### TASK PROMPT
Go over the entries below line by line, copying each one that contains the word "comprising".

○ ○ ○

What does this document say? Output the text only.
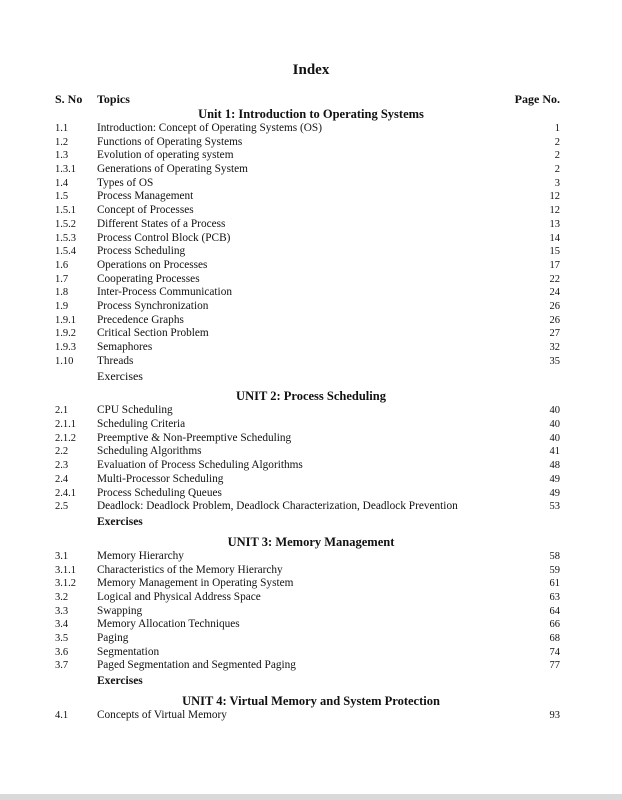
Index
S. No Topics	Page No.
Unit 1: Introduction to Operating Systems
1.1	Introduction: Concept of Operating Systems (OS)	1
1.2	Functions of Operating Systems	2
1.3	Evolution of operating system	2
1.3.1 Generations of Operating System	2
1.4	Types of OS	3
1.5	Process Management	12
1.5.1 Concept of Processes	12
1.5.2 Different States of a Process	13
1.5.3 Process Control Block (PCB)	14
1.5.4 Process Scheduling	15
1.6	Operations on Processes	17
1.7	Cooperating Processes	22
1.8	Inter-Process Communication	24
1.9	Process Synchronization	26
1.9.1 Precedence Graphs	26
1.9.2 Critical Section Problem	27
1.9.3 Semaphores	32
1.10 Threads	35
Exercises
UNIT 2: Process Scheduling
2.1	CPU Scheduling	40
2.1.1 Scheduling Criteria	40
2.1.2 Preemptive & Non-Preemptive Scheduling	40
2.2	Scheduling Algorithms	41
2.3	Evaluation of Process Scheduling Algorithms	48
2.4	Multi-Processor Scheduling	49
2.4.1 Process Scheduling Queues	49
2.5	Deadlock: Deadlock Problem, Deadlock Characterization, Deadlock Prevention	53
Exercises
UNIT 3: Memory Management
3.1	Memory Hierarchy	58
3.1.1 Characteristics of the Memory Hierarchy	59
3.1.2 Memory Management in Operating System	61
3.2	Logical and Physical Address Space	63
3.3	Swapping	64
3.4	Memory Allocation Techniques	66
3.5	Paging	68
3.6	Segmentation	74
3.7	Paged Segmentation and Segmented Paging	77
Exercises
UNIT 4: Virtual Memory and System Protection
4.1	Concepts of Virtual Memory	93
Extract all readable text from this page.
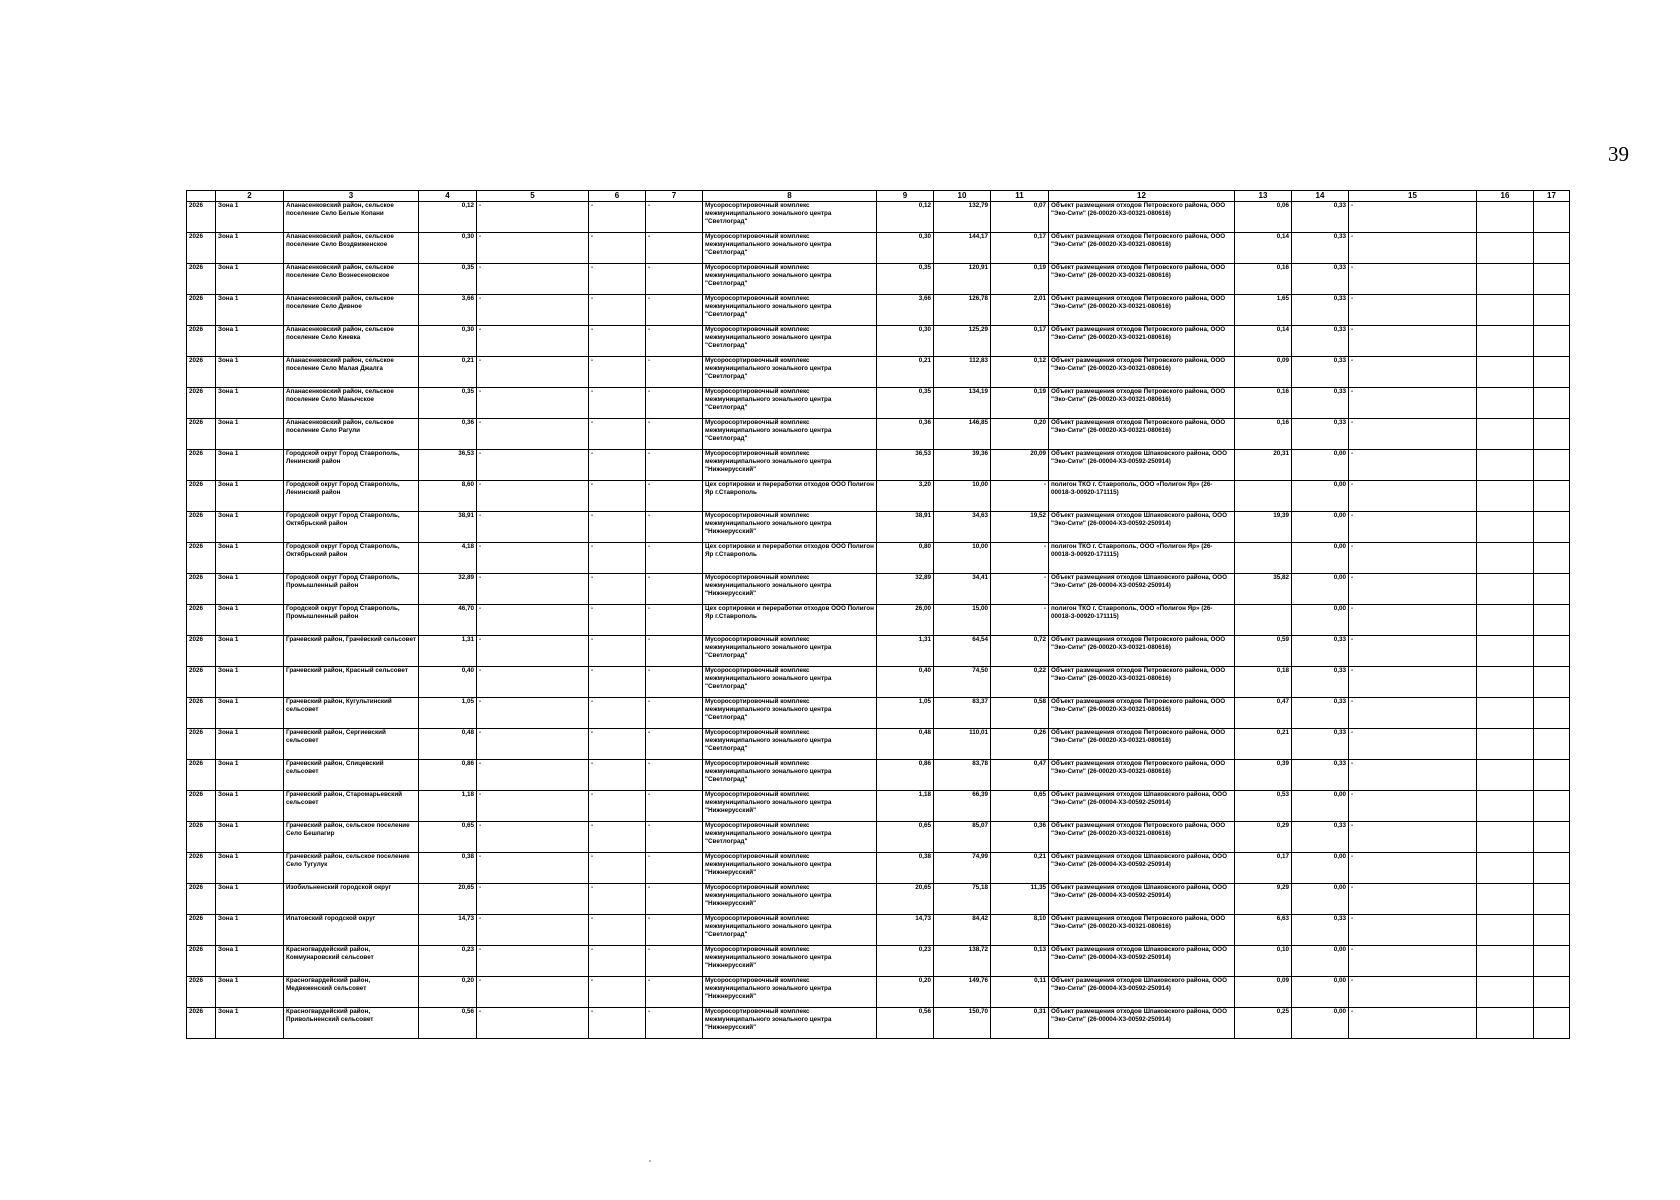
39
	2	3	4	5	6	7	8	9	10	11	12	13	14	15	16	17
2026	Зона 1	Апанасенковский район, сельское поселение Село Белые Копани	0,12	-	-	-	Мусоросортировочный комплекс межмуниципального зонального центра "Светлоград"	0,12	132,79	0,07	Объект размещения отходов Петровского района, ООО "Эко-Сити" (26-00020-Х3-00321-080616)	0,06	0,33	-		
2026	Зона 1	Апанасенковский район, сельское поселение Село Воздвиженское	0,30	-	-	-	Мусоросортировочный комплекс межмуниципального зонального центра "Светлоград"	0,30	144,17	0,17	Объект размещения отходов Петровского района, ООО "Эко-Сити" (26-00020-Х3-00321-080616)	0,14	0,33	-		
2026	Зона 1	Апанасенковский район, сельское поселение Село Вознесеновское	0,35	-	-	-	Мусоросортировочный комплекс межмуниципального зонального центра "Светлоград"	0,35	120,91	0,19	Объект размещения отходов Петровского района, ООО "Эко-Сити" (26-00020-Х3-00321-080616)	0,16	0,33	-		
2026	Зона 1	Апанасенковский район, сельское поселение Село Дивное	3,66	-	-	-	Мусоросортировочный комплекс межмуниципального зонального центра "Светлоград"	3,66	126,78	2,01	Объект размещения отходов Петровского района, ООО "Эко-Сити" (26-00020-Х3-00321-080616)	1,65	0,33	-		
2026	Зона 1	Апанасенковский район, сельское поселение Село Киевка	0,30	-	-	-	Мусоросортировочный комплекс межмуниципального зонального центра "Светлоград"	0,30	125,29	0,17	Объект размещения отходов Петровского района, ООО "Эко-Сити" (26-00020-Х3-00321-080616)	0,14	0,33	-		
2026	Зона 1	Апанасенковский район, сельское поселение Село Малая Джалга	0,21	-	-	-	Мусоросортировочный комплекс межмуниципального зонального центра "Светлоград"	0,21	112,83	0,12	Объект размещения отходов Петровского района, ООО "Эко-Сити" (26-00020-Х3-00321-080616)	0,09	0,33	-		
2026	Зона 1	Апанасенковский район, сельское поселение Село Манычское	0,35	-	-	-	Мусоросортировочный комплекс межмуниципального зонального центра "Светлоград"	0,35	134,19	0,19	Объект размещения отходов Петровского района, ООО "Эко-Сити" (26-00020-Х3-00321-080616)	0,16	0,33	-		
2026	Зона 1	Апанасенковский район, сельское поселение Село Рагули	0,36	-	-	-	Мусоросортировочный комплекс межмуниципального зонального центра "Светлоград"	0,36	146,85	0,20	Объект размещения отходов Петровского района, ООО "Эко-Сити" (26-00020-Х3-00321-080616)	0,16	0,33	-		
2026	Зона 1	Городской округ Город Ставрополь, Ленинский район	36,53	-	-	-	Мусоросортировочный комплекс межмуниципального зонального центра "Нижнерусский"	36,53	39,36	20,09	Объект размещения отходов Шпаковского района, ООО "Эко-Сити" (26-00004-Х3-00592-250914)	20,31	0,00	-		
2026	Зона 1	Городской округ Город Ставрополь, Ленинский район	8,60	-	-	-	Цех сортировки и переработки отходов ООО Полигон Яр г.Ставрополь	3,20	10,00	-	полигон ТКО г. Ставрополь, ООО «Полигон Яр» (26-00018-З-00920-171115)		0,00	-		
2026	Зона 1	Городской округ Город Ставрополь, Октябрьский район	38,91	-	-	-	Мусоросортировочный комплекс межмуниципального зонального центра "Нижнерусский"	38,91	34,63	19,52	Объект размещения отходов Шпаковского района, ООО "Эко-Сити" (26-00004-Х3-00592-250914)	19,39	0,00	-		
2026	Зона 1	Городской округ Город Ставрополь, Октябрьский район	4,18	-	-	-	Цех сортировки и переработки отходов ООО Полигон Яр г.Ставрополь	0,80	10,00	-	полигон ТКО г. Ставрополь, ООО «Полигон Яр» (26-00018-З-00920-171115)		0,00	-		
2026	Зона 1	Городской округ Город Ставрополь, Промышленный район	32,89	-	-	-	Мусоросортировочный комплекс межмуниципального зонального центра "Нижнерусский"	32,89	34,41	-	Объект размещения отходов Шпаковского района, ООО "Эко-Сити" (26-00004-Х3-00592-250914)	35,82	0,00	-		
2026	Зона 1	Городской округ Город Ставрополь, Промышленный район	46,70	-	-	-	Цех сортировки и переработки отходов ООО Полигон Яр г.Ставрополь	26,00	15,00	-	полигон ТКО г. Ставрополь, ООО «Полигон Яр» (26-00018-З-00920-171115)		0,00	-		
2026	Зона 1	Грачевский район, Грачёвский сельсовет	1,31	-	-	-	Мусоросортировочный комплекс межмуниципального зонального центра "Светлоград"	1,31	64,54	0,72	Объект размещения отходов Петровского района, ООО "Эко-Сити" (26-00020-Х3-00321-080616)	0,59	0,33	-		
2026	Зона 1	Грачевский район, Красный сельсовет	0,40	-	-	-	Мусоросортировочный комплекс межмуниципального зонального центра "Светлоград"	0,40	74,50	0,22	Объект размещения отходов Петровского района, ООО "Эко-Сити" (26-00020-Х3-00321-080616)	0,18	0,33	-		
2026	Зона 1	Грачевский район, Кугультинский сельсовет	1,05	-	-	-	Мусоросортировочный комплекс межмуниципального зонального центра "Светлоград"	1,05	83,37	0,58	Объект размещения отходов Петровского района, ООО "Эко-Сити" (26-00020-Х3-00321-080616)	0,47	0,33	-		
2026	Зона 1	Грачевский район, Сергиевский сельсовет	0,48	-	-	-	Мусоросортировочный комплекс межмуниципального зонального центра "Светлоград"	0,48	110,01	0,26	Объект размещения отходов Петровского района, ООО "Эко-Сити" (26-00020-Х3-00321-080616)	0,21	0,33	-		
2026	Зона 1	Грачевский район, Спицевский сельсовет	0,86	-	-	-	Мусоросортировочный комплекс межмуниципального зонального центра "Светлоград"	0,86	83,78	0,47	Объект размещения отходов Петровского района, ООО "Эко-Сити" (26-00020-Х3-00321-080616)	0,39	0,33	-		
2026	Зона 1	Грачевский район, Старомарьевский сельсовет	1,18	-	-	-	Мусоросортировочный комплекс межмуниципального зонального центра "Нижнерусский"	1,18	66,39	0,65	Объект размещения отходов Шпаковского района, ООО "Эко-Сити" (26-00004-Х3-00592-250914)	0,53	0,00	-		
2026	Зона 1	Грачевский район, сельское поселение Село Бешпагир	0,65	-	-	-	Мусоросортировочный комплекс межмуниципального зонального центра "Светлоград"	0,65	85,07	0,36	Объект размещения отходов Петровского района, ООО "Эко-Сити" (26-00020-Х3-00321-080616)	0,29	0,33	-		
2026	Зона 1	Грачевский район, сельское поселение Село Тугулук	0,38	-	-	-	Мусоросортировочный комплекс межмуниципального зонального центра "Нижнерусский"	0,38	74,99	0,21	Объект размещения отходов Шпаковского района, ООО "Эко-Сити" (26-00004-Х3-00592-250914)	0,17	0,00	-		
2026	Зона 1	Изобильненский городской округ	20,65	-	-	-	Мусоросортировочный комплекс межмуниципального зонального центра "Нижнерусский"	20,65	75,18	11,35	Объект размещения отходов Шпаковского района, ООО "Эко-Сити" (26-00004-Х3-00592-250914)	9,29	0,00	-		
2026	Зона 1	Ипатовский городской округ	14,73	-	-	-	Мусоросортировочный комплекс межмуниципального зонального центра "Светлоград"	14,73	84,42	8,10	Объект размещения отходов Петровского района, ООО "Эко-Сити" (26-00020-Х3-00321-080616)	6,63	0,33	-		
2026	Зона 1	Красногвардейский район, Коммунаровский сельсовет	0,23	-	-	-	Мусоросортировочный комплекс межмуниципального зонального центра "Нижнерусский"	0,23	138,72	0,13	Объект размещения отходов Шпаковского района, ООО "Эко-Сити" (26-00004-Х3-00592-250914)	0,10	0,00	-		
2026	Зона 1	Красногвардейский район, Медвеженский сельсовет	0,20	-	-	-	Мусоросортировочный комплекс межмуниципального зонального центра "Нижнерусский"	0,20	149,76	0,11	Объект размещения отходов Шпаковского района, ООО "Эко-Сити" (26-00004-Х3-00592-250914)	0,09	0,00	-		
2026	Зона 1	Красногвардейский район, Привольненский сельсовет	0,56	-	-	-	Мусоросортировочный комплекс межмуниципального зонального центра "Нижнерусский"	0,56	150,70	0,31	Объект размещения отходов Шпаковского района, ООО "Эко-Сити" (26-00004-Х3-00592-250914)	0,25	0,00	-		
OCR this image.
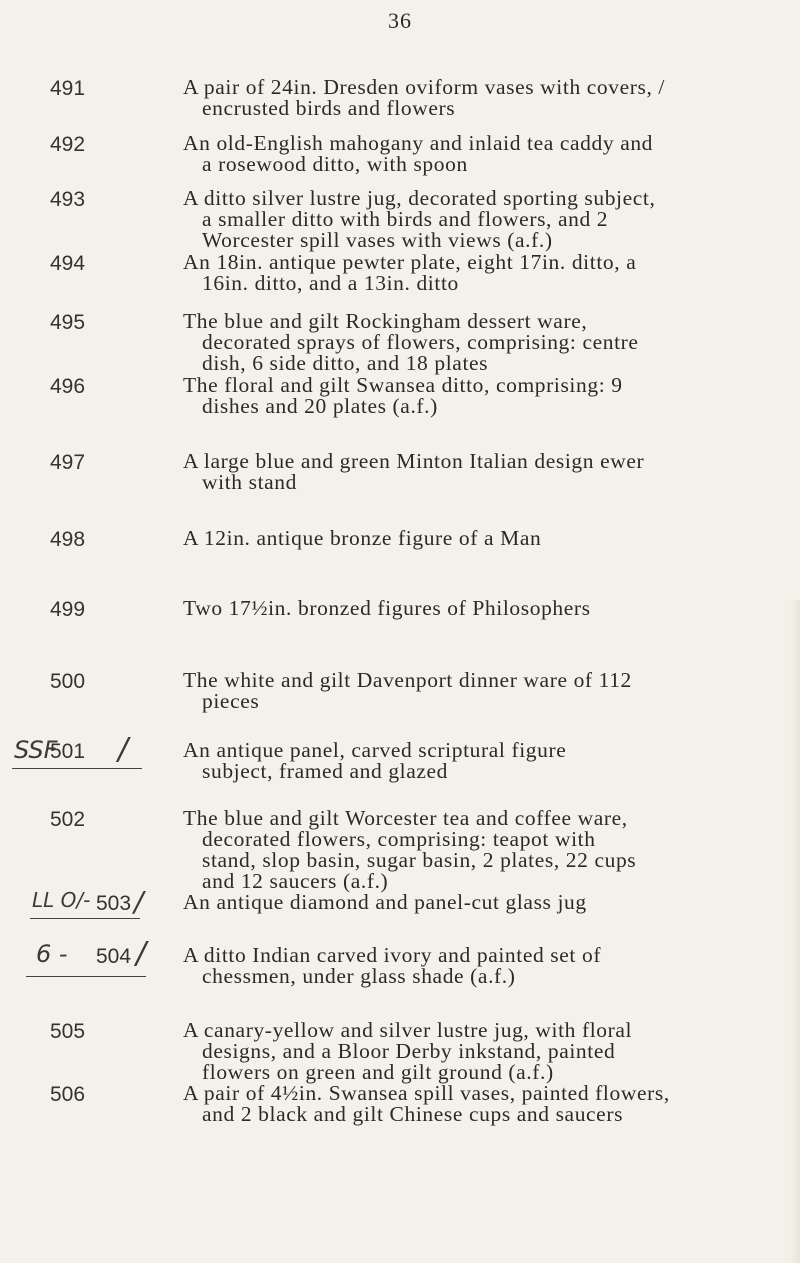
36
491	A pair of 24in. Dresden oviform vases with covers, /
encrusted birds and flowers
492	An old-English mahogany and inlaid tea caddy and
a rosewood ditto, with spoon
493	A ditto silver lustre jug, decorated sporting subject,
a smaller ditto with birds and flowers, and 2
Worcester spill vases with views (a.f.)
494	An 18in. antique pewter plate, eight 17in. ditto, a
16in. ditto, and a 13in. ditto
495	The blue and gilt Rockingham dessert ware,
decorated sprays of flowers, comprising: centre
dish, 6 side ditto, and 18 plates
496	The floral and gilt Swansea ditto, comprising: 9
dishes and 20 plates (a.f.)
497	A large blue and green Minton Italian design ewer
with stand
498	A 12in. antique bronze figure of a Man
499	Two 17½in. bronzed figures of Philosophers
500	The white and gilt Davenport dinner ware of 112
pieces
SSF
501	/	An antique panel, carved scriptural figure
subject, framed and glazed
502	The blue and gilt Worcester tea and coffee ware,
decorated flowers, comprising: teapot with
stand, slop basin, sugar basin, 2 plates, 22 cups
and 12 saucers (a.f.)
LL O/- 503 / An antique diamond and panel-cut glass jug
6 - 504 / A ditto Indian carved ivory and painted set of
chessmen, under glass shade (a.f.)
505	A canary-yellow and silver lustre jug, with floral
designs, and a Bloor Derby inkstand, painted
flowers on green and gilt ground (a.f.)
506	A pair of 4½in. Swansea spill vases, painted flowers,
and 2 black and gilt Chinese cups and saucers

○ ○ ○

### RESULT OF THE EXERCISE
decorated sprays of flowers, comprising: centre
496	The floral and gilt Swansea ditto, comprising: 9
decorated flowers, comprising: teapot with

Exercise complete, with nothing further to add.